Below are some records; reproduce every one of them exactly.

**** PROVIDED MATERIAL

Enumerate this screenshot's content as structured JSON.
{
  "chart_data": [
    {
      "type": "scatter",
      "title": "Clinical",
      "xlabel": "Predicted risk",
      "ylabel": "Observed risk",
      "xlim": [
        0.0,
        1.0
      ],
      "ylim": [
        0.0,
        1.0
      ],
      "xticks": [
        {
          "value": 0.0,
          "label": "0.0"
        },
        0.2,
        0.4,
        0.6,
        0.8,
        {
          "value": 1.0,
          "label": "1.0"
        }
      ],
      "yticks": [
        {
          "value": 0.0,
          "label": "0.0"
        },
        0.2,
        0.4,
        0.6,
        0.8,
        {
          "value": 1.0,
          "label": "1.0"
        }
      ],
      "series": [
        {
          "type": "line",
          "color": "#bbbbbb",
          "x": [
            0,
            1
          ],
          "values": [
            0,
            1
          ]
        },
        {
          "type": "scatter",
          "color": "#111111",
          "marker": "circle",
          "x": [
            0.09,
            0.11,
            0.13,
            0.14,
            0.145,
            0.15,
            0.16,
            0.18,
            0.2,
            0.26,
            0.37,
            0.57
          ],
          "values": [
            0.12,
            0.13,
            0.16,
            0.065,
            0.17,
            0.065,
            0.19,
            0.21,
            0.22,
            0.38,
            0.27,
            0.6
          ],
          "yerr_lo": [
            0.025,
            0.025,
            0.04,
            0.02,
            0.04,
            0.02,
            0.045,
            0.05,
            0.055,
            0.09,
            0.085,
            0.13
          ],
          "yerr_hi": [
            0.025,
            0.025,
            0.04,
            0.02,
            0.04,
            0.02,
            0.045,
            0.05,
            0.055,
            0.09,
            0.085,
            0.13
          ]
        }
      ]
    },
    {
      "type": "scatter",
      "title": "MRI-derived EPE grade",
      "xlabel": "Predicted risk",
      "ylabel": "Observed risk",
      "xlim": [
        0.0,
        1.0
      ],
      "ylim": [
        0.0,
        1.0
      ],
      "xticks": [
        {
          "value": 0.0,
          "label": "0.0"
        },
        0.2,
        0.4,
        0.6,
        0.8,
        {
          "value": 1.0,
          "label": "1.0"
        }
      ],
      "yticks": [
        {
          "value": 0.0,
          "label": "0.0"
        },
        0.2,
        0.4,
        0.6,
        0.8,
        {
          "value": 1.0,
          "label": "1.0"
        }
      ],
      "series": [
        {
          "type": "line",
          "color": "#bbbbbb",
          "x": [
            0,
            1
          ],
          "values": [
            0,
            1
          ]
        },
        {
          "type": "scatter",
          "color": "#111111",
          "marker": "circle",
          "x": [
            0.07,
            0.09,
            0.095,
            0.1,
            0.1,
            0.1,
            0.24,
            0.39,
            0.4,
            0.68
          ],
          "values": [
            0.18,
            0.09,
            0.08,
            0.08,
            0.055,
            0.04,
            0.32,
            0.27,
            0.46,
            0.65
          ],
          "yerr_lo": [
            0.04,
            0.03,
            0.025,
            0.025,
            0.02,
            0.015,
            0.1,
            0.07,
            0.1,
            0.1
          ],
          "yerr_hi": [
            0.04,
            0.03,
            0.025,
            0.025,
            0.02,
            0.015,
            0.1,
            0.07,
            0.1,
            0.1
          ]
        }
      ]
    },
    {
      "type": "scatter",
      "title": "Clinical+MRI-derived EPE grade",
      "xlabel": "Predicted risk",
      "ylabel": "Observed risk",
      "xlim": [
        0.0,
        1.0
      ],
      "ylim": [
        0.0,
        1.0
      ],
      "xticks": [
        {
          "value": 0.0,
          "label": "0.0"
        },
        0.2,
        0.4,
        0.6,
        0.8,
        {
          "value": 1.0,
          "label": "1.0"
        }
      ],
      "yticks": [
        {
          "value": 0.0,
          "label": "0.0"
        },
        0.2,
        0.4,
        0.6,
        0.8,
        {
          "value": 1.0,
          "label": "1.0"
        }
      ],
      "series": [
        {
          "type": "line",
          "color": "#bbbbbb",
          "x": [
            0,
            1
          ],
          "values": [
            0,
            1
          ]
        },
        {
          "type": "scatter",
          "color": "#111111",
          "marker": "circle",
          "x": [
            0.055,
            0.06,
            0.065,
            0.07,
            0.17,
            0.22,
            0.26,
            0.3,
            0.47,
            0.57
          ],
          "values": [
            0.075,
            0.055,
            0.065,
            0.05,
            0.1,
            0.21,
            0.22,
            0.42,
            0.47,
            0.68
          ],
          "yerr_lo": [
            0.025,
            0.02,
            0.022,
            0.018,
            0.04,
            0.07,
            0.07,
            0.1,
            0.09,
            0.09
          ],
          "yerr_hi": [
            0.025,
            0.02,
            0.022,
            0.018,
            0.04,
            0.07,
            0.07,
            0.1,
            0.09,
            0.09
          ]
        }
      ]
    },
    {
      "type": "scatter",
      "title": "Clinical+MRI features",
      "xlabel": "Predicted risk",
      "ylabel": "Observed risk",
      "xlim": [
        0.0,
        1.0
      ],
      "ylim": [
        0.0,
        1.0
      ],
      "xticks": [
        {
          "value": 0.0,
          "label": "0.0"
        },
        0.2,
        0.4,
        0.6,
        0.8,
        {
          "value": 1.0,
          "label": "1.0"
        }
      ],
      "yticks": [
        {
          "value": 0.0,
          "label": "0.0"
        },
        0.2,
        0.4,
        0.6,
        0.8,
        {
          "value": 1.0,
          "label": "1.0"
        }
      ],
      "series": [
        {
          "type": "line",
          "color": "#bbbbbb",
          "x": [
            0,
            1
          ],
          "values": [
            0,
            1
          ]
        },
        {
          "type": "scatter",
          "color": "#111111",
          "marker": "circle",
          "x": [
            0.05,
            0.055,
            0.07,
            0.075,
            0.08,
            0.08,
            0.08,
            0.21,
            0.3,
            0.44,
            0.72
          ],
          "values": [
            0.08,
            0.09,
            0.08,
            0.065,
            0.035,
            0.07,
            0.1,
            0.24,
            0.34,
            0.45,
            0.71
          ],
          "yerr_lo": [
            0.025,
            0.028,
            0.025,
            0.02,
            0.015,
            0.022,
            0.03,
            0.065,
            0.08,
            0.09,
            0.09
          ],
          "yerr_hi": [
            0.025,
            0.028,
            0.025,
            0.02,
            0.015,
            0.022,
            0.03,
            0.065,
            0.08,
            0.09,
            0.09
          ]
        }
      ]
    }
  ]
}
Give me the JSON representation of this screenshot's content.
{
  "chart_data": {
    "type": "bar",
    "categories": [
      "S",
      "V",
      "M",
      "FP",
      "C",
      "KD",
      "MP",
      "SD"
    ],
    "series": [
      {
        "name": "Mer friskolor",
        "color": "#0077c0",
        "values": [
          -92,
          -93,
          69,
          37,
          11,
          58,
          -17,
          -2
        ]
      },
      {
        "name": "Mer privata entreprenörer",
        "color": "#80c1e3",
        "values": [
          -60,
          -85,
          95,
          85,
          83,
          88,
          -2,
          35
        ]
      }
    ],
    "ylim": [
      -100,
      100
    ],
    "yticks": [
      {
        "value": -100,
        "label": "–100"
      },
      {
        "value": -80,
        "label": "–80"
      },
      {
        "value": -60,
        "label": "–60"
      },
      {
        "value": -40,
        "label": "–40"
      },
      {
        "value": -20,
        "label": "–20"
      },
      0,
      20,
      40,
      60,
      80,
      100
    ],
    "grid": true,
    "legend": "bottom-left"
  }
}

********

RESPONSE TO THIS TASK =>
Enumerate this screenshot's content as structured JSON.
{
  "chart_data": [
    {
      "type": "scatter",
      "title": "Clinical",
      "xlabel": "Predicted risk",
      "ylabel": "Observed risk",
      "xlim": [
        0.0,
        1.0
      ],
      "ylim": [
        0.0,
        1.0
      ],
      "xticks": [
        {
          "value": 0.0,
          "label": "0.0"
        },
        0.2,
        0.4,
        0.6,
        0.8,
        {
          "value": 1.0,
          "label": "1.0"
        }
      ],
      "yticks": [
        {
          "value": 0.0,
          "label": "0.0"
        },
        0.2,
        0.4,
        0.6,
        0.8,
        {
          "value": 1.0,
          "label": "1.0"
        }
      ],
      "series": [
        {
          "type": "line",
          "color": "#bbbbbb",
          "x": [
            0,
            1
          ],
          "values": [
            0,
            1
          ]
        },
        {
          "type": "scatter",
          "color": "#111111",
          "marker": "circle",
          "x": [
            0.09,
            0.11,
            0.13,
            0.14,
            0.145,
            0.15,
            0.16,
            0.18,
            0.2,
            0.26,
            0.37,
            0.57
          ],
          "values": [
            0.12,
            0.13,
            0.16,
            0.065,
            0.17,
            0.065,
            0.19,
            0.21,
            0.22,
            0.38,
            0.27,
            0.6
          ],
          "yerr_lo": [
            0.025,
            0.025,
            0.04,
            0.02,
            0.04,
            0.02,
            0.045,
            0.05,
            0.055,
            0.09,
            0.085,
            0.13
          ],
          "yerr_hi": [
            0.025,
            0.025,
            0.04,
            0.02,
            0.04,
            0.02,
            0.045,
            0.05,
            0.055,
            0.09,
            0.085,
            0.13
          ]
        }
      ]
    },
    {
      "type": "scatter",
      "title": "MRI-derived EPE grade",
      "xlabel": "Predicted risk",
      "ylabel": "Observed risk",
      "xlim": [
        0.0,
        1.0
      ],
      "ylim": [
        0.0,
        1.0
      ],
      "xticks": [
        {
          "value": 0.0,
          "label": "0.0"
        },
        0.2,
        0.4,
        0.6,
        0.8,
        {
          "value": 1.0,
          "label": "1.0"
        }
      ],
      "yticks": [
        {
          "value": 0.0,
          "label": "0.0"
        },
        0.2,
        0.4,
        0.6,
        0.8,
        {
          "value": 1.0,
          "label": "1.0"
        }
      ],
      "series": [
        {
          "type": "line",
          "color": "#bbbbbb",
          "x": [
            0,
            1
          ],
          "values": [
            0,
            1
          ]
        },
        {
          "type": "scatter",
          "color": "#111111",
          "marker": "circle",
          "x": [
            0.07,
            0.09,
            0.095,
            0.1,
            0.1,
            0.1,
            0.24,
            0.39,
            0.4,
            0.68
          ],
          "values": [
            0.18,
            0.09,
            0.08,
            0.08,
            0.055,
            0.04,
            0.32,
            0.27,
            0.46,
            0.65
          ],
          "yerr_lo": [
            0.04,
            0.03,
            0.025,
            0.025,
            0.02,
            0.015,
            0.1,
            0.07,
            0.1,
            0.1
          ],
          "yerr_hi": [
            0.04,
            0.03,
            0.025,
            0.025,
            0.02,
            0.015,
            0.1,
            0.07,
            0.1,
            0.1
          ]
        }
      ]
    },
    {
      "type": "scatter",
      "title": "Clinical+MRI-derived EPE grade",
      "xlabel": "Predicted risk",
      "ylabel": "Observed risk",
      "xlim": [
        0.0,
        1.0
      ],
      "ylim": [
        0.0,
        1.0
      ],
      "xticks": [
        {
          "value": 0.0,
          "label": "0.0"
        },
        0.2,
        0.4,
        0.6,
        0.8,
        {
          "value": 1.0,
          "label": "1.0"
        }
      ],
      "yticks": [
        {
          "value": 0.0,
          "label": "0.0"
        },
        0.2,
        0.4,
        0.6,
        0.8,
        {
          "value": 1.0,
          "label": "1.0"
        }
      ],
      "series": [
        {
          "type": "line",
          "color": "#bbbbbb",
          "x": [
            0,
            1
          ],
          "values": [
            0,
            1
          ]
        },
        {
          "type": "scatter",
          "color": "#111111",
          "marker": "circle",
          "x": [
            0.055,
            0.06,
            0.065,
            0.07,
            0.17,
            0.22,
            0.26,
            0.3,
            0.47,
            0.57
          ],
          "values": [
            0.075,
            0.055,
            0.065,
            0.05,
            0.1,
            0.21,
            0.22,
            0.42,
            0.47,
            0.68
          ],
          "yerr_lo": [
            0.025,
            0.02,
            0.022,
            0.018,
            0.04,
            0.07,
            0.07,
            0.1,
            0.09,
            0.09
          ],
          "yerr_hi": [
            0.025,
            0.02,
            0.022,
            0.018,
            0.04,
            0.07,
            0.07,
            0.1,
            0.09,
            0.09
          ]
        }
      ]
    },
    {
      "type": "scatter",
      "title": "Clinical+MRI features",
      "xlabel": "Predicted risk",
      "ylabel": "Observed risk",
      "xlim": [
        0.0,
        1.0
      ],
      "ylim": [
        0.0,
        1.0
      ],
      "xticks": [
        {
          "value": 0.0,
          "label": "0.0"
        },
        0.2,
        0.4,
        0.6,
        0.8,
        {
          "value": 1.0,
          "label": "1.0"
        }
      ],
      "yticks": [
        {
          "value": 0.0,
          "label": "0.0"
        },
        0.2,
        0.4,
        0.6,
        0.8,
        {
          "value": 1.0,
          "label": "1.0"
        }
      ],
      "series": [
        {
          "type": "line",
          "color": "#bbbbbb",
          "x": [
            0,
            1
          ],
          "values": [
            0,
            1
          ]
        },
        {
          "type": "scatter",
          "color": "#111111",
          "marker": "circle",
          "x": [
            0.05,
            0.055,
            0.07,
            0.075,
            0.08,
            0.08,
            0.08,
            0.21,
            0.3,
            0.44,
            0.72
          ],
          "values": [
            0.08,
            0.09,
            0.08,
            0.065,
            0.035,
            0.07,
            0.1,
            0.24,
            0.34,
            0.45,
            0.71
          ],
          "yerr_lo": [
            0.025,
            0.028,
            0.025,
            0.02,
            0.015,
            0.022,
            0.03,
            0.065,
            0.08,
            0.09,
            0.09
          ],
          "yerr_hi": [
            0.025,
            0.028,
            0.025,
            0.02,
            0.015,
            0.022,
            0.03,
            0.065,
            0.08,
            0.09,
            0.09
          ]
        }
      ]
    }
  ]
}
Give me the JSON representation of this screenshot's content.
{
  "chart_data": {
    "type": "bar",
    "categories": [
      "S",
      "V",
      "M",
      "FP",
      "C",
      "KD",
      "MP",
      "SD"
    ],
    "series": [
      {
        "name": "Mer friskolor",
        "color": "#0077c0",
        "values": [
          -92,
          -93,
          69,
          37,
          11,
          58,
          -17,
          -2
        ]
      },
      {
        "name": "Mer privata entreprenörer",
        "color": "#80c1e3",
        "values": [
          -60,
          -85,
          95,
          85,
          83,
          88,
          -2,
          35
        ]
      }
    ],
    "ylim": [
      -100,
      100
    ],
    "yticks": [
      {
        "value": -100,
        "label": "–100"
      },
      {
        "value": -80,
        "label": "–80"
      },
      {
        "value": -60,
        "label": "–60"
      },
      {
        "value": -40,
        "label": "–40"
      },
      {
        "value": -20,
        "label": "–20"
      },
      0,
      20,
      40,
      60,
      80,
      100
    ],
    "grid": true,
    "legend": "bottom-left"
  }
}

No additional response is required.